> GOAL: Narrow the data below down to the lines containing "unix".
--- Begin DATA LINES ---
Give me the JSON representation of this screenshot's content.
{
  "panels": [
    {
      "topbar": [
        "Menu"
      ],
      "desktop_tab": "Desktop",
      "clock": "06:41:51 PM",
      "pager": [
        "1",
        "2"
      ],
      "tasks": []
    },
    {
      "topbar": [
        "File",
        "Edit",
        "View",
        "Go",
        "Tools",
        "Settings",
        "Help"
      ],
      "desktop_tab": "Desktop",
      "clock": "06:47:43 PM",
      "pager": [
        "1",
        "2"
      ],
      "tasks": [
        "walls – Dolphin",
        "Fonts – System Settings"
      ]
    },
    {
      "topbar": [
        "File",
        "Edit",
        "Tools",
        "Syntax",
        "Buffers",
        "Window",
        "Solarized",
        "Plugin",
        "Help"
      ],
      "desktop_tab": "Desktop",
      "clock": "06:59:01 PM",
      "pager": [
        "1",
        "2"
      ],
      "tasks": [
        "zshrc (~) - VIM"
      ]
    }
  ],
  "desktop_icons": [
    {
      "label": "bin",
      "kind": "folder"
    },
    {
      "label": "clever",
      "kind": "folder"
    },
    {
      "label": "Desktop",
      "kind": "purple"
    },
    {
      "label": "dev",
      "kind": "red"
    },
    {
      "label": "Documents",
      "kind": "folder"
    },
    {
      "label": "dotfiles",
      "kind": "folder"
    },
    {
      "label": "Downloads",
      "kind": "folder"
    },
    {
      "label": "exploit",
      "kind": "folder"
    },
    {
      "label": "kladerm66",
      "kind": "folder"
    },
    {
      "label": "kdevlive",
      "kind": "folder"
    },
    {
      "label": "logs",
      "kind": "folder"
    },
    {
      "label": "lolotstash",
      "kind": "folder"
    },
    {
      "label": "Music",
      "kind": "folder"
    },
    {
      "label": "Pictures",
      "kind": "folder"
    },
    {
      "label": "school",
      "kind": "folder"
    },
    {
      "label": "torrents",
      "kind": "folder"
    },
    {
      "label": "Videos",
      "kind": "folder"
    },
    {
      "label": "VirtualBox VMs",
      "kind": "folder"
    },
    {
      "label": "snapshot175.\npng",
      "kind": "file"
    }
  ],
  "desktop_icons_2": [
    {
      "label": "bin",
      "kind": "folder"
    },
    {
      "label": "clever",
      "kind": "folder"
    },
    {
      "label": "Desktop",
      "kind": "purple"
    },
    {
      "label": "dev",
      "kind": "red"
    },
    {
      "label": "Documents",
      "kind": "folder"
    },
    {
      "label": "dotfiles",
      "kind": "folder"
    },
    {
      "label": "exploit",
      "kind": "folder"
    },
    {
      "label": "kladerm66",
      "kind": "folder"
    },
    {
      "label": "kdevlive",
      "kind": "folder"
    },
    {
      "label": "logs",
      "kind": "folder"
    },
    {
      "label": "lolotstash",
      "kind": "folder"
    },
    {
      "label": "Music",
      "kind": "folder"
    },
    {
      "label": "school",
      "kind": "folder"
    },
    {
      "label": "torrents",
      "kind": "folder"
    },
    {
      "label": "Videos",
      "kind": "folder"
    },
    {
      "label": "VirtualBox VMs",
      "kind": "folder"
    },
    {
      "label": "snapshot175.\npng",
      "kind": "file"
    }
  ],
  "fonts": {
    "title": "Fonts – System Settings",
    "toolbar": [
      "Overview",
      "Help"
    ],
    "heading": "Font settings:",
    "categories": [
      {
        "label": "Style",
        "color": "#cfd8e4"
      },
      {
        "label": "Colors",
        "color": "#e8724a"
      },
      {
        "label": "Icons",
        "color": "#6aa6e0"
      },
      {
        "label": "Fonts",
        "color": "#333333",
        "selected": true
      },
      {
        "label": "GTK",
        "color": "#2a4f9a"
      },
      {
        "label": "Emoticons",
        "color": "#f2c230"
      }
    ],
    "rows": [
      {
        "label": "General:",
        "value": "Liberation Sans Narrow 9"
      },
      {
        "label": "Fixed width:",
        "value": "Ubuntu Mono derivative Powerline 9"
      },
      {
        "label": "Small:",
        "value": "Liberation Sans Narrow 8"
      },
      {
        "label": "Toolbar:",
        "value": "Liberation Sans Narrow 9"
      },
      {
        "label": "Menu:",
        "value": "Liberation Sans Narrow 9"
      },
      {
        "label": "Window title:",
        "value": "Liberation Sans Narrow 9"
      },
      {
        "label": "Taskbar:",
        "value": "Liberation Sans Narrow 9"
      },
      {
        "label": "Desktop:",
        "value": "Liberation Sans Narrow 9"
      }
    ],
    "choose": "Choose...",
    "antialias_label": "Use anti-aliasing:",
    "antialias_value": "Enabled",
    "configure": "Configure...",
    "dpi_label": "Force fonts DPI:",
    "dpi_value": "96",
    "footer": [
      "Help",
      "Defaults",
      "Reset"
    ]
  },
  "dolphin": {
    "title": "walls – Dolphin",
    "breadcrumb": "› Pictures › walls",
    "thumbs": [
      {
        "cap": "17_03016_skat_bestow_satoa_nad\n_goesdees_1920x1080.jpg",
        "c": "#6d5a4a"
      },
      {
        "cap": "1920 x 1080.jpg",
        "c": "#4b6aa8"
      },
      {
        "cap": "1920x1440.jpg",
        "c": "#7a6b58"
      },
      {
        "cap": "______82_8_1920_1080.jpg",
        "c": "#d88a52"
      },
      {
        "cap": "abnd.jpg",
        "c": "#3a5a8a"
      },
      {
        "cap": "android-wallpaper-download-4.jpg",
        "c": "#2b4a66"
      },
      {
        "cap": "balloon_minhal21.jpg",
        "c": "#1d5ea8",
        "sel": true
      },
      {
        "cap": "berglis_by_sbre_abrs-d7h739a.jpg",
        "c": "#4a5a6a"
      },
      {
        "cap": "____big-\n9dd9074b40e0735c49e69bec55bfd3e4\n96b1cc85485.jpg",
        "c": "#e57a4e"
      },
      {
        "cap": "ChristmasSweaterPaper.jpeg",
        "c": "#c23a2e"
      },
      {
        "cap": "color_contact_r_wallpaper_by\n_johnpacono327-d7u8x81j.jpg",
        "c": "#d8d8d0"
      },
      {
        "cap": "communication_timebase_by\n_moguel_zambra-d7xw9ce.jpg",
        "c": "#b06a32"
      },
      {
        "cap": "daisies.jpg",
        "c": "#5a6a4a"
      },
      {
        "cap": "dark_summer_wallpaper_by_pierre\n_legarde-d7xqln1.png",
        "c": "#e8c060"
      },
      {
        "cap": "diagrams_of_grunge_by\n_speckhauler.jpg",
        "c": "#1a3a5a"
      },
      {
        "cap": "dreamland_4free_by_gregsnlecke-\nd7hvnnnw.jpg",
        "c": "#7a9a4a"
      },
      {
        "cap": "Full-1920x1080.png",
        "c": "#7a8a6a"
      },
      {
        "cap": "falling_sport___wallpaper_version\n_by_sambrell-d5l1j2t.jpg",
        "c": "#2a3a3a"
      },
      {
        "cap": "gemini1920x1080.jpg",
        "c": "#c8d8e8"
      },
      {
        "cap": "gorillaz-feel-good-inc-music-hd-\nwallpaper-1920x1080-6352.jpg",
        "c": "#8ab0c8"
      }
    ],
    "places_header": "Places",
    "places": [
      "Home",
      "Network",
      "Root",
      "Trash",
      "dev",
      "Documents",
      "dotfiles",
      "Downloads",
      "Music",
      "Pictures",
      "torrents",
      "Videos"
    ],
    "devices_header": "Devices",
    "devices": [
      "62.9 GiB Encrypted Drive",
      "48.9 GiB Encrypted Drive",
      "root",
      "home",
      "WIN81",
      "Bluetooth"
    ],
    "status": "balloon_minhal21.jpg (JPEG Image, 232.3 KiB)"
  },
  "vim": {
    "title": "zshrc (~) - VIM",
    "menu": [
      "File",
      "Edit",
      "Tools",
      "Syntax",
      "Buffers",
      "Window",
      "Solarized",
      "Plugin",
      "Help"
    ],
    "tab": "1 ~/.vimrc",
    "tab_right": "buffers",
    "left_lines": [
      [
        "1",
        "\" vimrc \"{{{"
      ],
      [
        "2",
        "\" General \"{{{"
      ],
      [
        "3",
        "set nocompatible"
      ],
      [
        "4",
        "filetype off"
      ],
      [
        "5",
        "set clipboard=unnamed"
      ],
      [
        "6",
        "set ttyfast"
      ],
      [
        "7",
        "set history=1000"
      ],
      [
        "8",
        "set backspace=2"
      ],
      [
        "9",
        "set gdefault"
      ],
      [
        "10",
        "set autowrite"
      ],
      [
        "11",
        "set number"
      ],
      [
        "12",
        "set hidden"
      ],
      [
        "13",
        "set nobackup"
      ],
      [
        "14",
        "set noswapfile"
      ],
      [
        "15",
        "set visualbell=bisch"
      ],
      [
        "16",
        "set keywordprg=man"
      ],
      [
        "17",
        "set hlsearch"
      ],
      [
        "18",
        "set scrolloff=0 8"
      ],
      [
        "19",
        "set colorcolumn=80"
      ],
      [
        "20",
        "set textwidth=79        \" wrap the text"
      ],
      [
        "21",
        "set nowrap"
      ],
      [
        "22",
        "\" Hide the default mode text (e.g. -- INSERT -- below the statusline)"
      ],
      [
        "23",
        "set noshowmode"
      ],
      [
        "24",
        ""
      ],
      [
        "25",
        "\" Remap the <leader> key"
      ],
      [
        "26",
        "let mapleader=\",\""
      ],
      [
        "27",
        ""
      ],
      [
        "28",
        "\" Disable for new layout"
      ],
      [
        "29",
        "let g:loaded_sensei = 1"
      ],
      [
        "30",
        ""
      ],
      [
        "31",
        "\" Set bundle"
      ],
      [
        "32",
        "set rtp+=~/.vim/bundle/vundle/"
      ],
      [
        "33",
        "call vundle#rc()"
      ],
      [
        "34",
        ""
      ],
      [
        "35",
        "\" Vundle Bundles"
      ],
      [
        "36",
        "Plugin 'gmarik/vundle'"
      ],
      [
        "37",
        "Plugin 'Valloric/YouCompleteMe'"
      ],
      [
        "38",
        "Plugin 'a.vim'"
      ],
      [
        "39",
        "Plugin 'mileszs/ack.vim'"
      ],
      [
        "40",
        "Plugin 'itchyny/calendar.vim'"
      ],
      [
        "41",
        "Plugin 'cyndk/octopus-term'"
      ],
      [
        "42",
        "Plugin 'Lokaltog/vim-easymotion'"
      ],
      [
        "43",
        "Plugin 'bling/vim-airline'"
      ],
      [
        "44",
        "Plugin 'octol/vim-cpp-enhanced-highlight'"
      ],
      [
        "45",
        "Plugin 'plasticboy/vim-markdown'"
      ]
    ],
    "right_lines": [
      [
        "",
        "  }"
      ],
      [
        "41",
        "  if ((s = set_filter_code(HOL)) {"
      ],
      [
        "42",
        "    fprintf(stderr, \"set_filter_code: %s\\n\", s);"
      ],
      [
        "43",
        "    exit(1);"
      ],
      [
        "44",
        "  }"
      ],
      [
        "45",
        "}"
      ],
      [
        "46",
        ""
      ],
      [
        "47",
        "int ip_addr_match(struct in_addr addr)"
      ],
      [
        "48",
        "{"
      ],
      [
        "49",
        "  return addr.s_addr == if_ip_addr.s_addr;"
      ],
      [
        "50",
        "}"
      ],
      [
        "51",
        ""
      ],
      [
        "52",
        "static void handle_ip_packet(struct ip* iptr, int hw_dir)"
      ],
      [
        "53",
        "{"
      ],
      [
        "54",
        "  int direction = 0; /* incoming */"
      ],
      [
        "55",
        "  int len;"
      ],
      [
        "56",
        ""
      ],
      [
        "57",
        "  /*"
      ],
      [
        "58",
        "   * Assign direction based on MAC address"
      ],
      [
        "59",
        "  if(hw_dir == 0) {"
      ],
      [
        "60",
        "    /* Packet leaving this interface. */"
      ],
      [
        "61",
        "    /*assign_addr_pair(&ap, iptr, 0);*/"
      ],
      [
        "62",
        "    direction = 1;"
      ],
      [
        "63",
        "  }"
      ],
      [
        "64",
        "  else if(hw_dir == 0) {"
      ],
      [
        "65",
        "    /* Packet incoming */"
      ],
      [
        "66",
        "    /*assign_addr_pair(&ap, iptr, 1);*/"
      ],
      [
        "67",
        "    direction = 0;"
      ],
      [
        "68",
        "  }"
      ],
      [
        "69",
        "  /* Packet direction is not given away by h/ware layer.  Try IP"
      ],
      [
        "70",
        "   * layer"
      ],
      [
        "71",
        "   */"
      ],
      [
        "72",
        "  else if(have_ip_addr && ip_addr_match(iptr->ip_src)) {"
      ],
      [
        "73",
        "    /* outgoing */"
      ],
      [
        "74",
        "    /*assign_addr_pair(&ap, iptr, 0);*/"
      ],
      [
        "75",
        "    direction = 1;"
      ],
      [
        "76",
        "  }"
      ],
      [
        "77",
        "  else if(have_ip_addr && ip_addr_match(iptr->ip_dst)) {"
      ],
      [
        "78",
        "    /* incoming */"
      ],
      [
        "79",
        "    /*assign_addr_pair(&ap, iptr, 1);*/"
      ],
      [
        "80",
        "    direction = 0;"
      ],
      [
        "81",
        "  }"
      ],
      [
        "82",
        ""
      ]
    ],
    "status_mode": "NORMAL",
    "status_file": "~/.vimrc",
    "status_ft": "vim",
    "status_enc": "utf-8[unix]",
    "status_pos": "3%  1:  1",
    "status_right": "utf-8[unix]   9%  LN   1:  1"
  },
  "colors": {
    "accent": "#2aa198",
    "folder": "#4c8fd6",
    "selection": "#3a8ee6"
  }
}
--- End DATA LINES ---
> CORRECT ANSWER:
    "status_enc": "utf-8[unix]",
    "status_right": "utf-8[unix]   9%  LN   1:  1"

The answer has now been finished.